**Exercise instructions**
Say how many lines in the following entries include "letter", and add nothing else.

**The data**

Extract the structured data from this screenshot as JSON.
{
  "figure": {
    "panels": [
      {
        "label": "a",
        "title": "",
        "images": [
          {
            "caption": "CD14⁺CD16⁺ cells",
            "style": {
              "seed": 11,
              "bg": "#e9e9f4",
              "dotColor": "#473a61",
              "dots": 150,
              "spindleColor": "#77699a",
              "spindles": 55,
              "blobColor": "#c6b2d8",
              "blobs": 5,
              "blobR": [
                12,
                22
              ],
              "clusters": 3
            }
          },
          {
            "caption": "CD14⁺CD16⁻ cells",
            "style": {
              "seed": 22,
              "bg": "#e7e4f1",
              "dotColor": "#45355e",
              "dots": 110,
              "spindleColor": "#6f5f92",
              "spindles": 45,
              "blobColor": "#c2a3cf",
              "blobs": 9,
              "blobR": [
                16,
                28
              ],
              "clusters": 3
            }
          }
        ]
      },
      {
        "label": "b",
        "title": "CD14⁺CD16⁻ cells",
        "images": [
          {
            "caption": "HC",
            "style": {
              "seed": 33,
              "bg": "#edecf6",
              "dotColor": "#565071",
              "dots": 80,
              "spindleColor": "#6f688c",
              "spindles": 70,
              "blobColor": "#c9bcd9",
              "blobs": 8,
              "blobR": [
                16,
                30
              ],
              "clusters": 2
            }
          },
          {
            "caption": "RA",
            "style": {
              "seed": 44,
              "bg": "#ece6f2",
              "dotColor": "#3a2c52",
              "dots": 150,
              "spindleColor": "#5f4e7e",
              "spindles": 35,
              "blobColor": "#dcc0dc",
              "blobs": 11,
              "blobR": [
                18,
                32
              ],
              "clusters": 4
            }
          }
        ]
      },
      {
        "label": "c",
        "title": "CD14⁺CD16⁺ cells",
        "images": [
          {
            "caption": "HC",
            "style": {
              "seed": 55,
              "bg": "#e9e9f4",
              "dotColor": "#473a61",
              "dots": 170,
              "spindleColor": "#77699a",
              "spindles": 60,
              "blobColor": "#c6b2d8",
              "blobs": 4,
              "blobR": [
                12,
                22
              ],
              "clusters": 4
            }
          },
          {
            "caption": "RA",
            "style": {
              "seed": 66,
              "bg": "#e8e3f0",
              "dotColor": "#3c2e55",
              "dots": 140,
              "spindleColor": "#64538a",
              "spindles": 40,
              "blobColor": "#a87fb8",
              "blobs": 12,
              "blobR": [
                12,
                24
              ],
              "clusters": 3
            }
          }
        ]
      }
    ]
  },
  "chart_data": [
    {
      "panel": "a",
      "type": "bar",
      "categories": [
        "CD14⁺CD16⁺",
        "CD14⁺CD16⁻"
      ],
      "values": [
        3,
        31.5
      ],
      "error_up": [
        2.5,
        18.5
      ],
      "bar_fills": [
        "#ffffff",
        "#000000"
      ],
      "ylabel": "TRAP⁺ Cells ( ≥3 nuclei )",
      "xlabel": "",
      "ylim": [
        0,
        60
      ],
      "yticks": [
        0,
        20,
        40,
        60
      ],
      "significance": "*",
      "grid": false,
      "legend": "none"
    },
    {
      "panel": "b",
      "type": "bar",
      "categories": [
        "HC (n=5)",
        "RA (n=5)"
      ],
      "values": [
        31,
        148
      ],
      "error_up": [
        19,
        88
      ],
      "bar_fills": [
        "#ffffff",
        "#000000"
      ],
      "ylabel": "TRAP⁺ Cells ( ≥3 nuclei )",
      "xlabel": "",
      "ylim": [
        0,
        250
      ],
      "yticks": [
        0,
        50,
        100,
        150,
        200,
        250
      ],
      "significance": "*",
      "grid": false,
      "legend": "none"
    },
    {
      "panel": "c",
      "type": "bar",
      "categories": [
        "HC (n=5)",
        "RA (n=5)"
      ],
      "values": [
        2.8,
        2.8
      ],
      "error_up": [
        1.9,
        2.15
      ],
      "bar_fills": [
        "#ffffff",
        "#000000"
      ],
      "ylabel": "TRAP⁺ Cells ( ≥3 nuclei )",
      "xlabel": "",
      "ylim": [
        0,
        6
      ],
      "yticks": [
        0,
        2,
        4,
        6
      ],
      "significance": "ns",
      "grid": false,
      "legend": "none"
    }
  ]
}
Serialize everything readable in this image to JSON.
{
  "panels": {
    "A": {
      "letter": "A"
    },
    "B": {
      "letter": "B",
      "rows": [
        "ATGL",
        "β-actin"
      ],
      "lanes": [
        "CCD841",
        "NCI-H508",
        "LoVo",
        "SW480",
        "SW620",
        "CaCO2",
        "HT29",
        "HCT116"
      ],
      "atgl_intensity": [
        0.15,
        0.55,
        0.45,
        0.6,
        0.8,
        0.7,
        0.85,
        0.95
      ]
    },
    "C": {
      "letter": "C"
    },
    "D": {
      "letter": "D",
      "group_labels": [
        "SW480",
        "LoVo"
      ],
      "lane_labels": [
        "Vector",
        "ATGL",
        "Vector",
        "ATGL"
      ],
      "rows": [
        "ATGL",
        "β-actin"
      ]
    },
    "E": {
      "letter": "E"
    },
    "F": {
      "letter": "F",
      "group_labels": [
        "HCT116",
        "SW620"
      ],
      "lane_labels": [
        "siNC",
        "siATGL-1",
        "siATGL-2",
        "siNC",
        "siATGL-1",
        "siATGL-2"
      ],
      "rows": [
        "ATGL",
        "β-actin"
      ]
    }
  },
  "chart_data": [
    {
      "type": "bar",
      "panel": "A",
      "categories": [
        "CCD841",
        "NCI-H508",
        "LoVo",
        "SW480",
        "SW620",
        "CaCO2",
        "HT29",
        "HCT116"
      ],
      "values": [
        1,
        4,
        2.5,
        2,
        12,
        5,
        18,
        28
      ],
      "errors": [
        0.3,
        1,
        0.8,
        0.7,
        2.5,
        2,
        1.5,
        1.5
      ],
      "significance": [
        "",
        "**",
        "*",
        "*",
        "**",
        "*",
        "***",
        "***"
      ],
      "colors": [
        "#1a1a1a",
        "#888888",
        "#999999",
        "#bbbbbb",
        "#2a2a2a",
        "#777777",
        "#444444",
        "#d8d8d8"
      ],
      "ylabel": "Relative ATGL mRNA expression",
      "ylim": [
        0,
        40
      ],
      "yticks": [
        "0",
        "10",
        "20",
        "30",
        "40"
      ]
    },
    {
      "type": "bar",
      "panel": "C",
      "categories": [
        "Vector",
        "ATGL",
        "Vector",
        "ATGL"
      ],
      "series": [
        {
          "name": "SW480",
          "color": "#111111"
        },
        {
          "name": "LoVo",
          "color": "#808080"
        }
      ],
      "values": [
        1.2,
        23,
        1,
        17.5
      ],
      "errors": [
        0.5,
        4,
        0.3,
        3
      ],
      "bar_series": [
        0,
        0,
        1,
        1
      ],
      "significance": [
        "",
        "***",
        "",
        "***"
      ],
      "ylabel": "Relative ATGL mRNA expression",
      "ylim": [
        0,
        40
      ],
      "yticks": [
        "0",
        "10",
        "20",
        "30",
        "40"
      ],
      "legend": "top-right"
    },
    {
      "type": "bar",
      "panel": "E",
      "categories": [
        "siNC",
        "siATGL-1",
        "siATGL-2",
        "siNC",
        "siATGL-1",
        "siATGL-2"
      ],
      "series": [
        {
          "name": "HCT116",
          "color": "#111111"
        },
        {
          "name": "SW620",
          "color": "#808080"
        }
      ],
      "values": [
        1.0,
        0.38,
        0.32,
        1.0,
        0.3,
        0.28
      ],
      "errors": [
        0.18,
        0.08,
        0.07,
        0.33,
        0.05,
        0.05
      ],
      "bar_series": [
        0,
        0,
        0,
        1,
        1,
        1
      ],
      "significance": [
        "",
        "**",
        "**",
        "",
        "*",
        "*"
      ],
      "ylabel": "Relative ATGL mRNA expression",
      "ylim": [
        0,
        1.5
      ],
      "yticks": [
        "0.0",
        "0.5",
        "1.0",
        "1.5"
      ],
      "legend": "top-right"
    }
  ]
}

**Result of this exercise**
6